- [SET EXERCISE]
Continue the write-up on the MAFAT Radar Challenge baseline model, starting right after its last sentence.

- [SUPPLIED PASSAGE]
* * * * *
#**MAFAT Radar Challenge - Baseline Model**

In this notebook, a Convolutional Neural Network (CNN) baseline model is presented. 

The model is trained on the training and auxiliary datasets.   
In the end, a submission file with predictions for the public test set is being created and downloaded.

The raw input for the model is the segments I/Q matrices.   
Note that this is a simplistic baseline model. The model should only be used as a boilerplate code to boost development and to accelerate participants' orientation phase. Participants are encouraged to explore different, more creative, approaches, such as data augmentation, unsupervised pre-training/autoencoders, RNNs/transformers, signal processing, feature engineering, transfer learning, etc.   
   
To learn more about signals, I/Q, Doppler and other terms please go to [Resources](https://competitions.codalab.org/competitions/25389#learn_the_details-resources) on the competition website.    
Please read the [Descriptive Statistics notebook](https://colab.research.google.com/drive/11Lzihg2vKIbo4KAIIJxW5CRZIncoWgtL?usp=sharing) to get familiar with the data.
* * * * *
- [GIVEN INFORMATION]
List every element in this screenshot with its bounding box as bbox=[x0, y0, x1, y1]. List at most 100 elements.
* * * * *
- [EXERCISE OUTPUT]
   
Submissions are evaluated on the area under the Receiver Operating Characteristic Curve ([ROC AUC](https://en.wikipedia.org/wiki/Receiver_operating_characteristic)).   
**The baseline model final result on the public test set is:   
 0.73 ROC AUC.**

[Competition website](https://competitions.codalab.org/competitions/25389)   
[MAFAT Challenge homepage](https://mafatchallenge.mod.gov.il/)

# Helpers

No need to run these helpers blocks. Leaving them here because they have proved to be quite useful during normal development flow. 

For debug, add `ipdb.set_trace()` inside a cell that you want to debug.

The reload, in case there was a change in the experiment utils file, rerun the cell which imports the module, and then run the reload command below.

## Debugging

In [None]:
!pip install ipdb -q

In [None]:
import ipdb

## Reload a module

In [None]:
reload(utils)

# **Setup**

In [None]:
%load_ext autoreload
%autoreload 2

on local, the notebook will open on the path it is stored on. 
on colab, the pwd path is always '/content'

In [None]:
import configparser
import os.path
from os import path

WANDB_enable = False
creds_path_ar = ["../credentials.ini","credentials.colab.ini"]
root_path = ""
data_path = ""

for creds_path in creds_path_ar:
  if path.exists(creds_path):
      config_parser = configparser.ConfigParser()
      config_parser.read(creds_path)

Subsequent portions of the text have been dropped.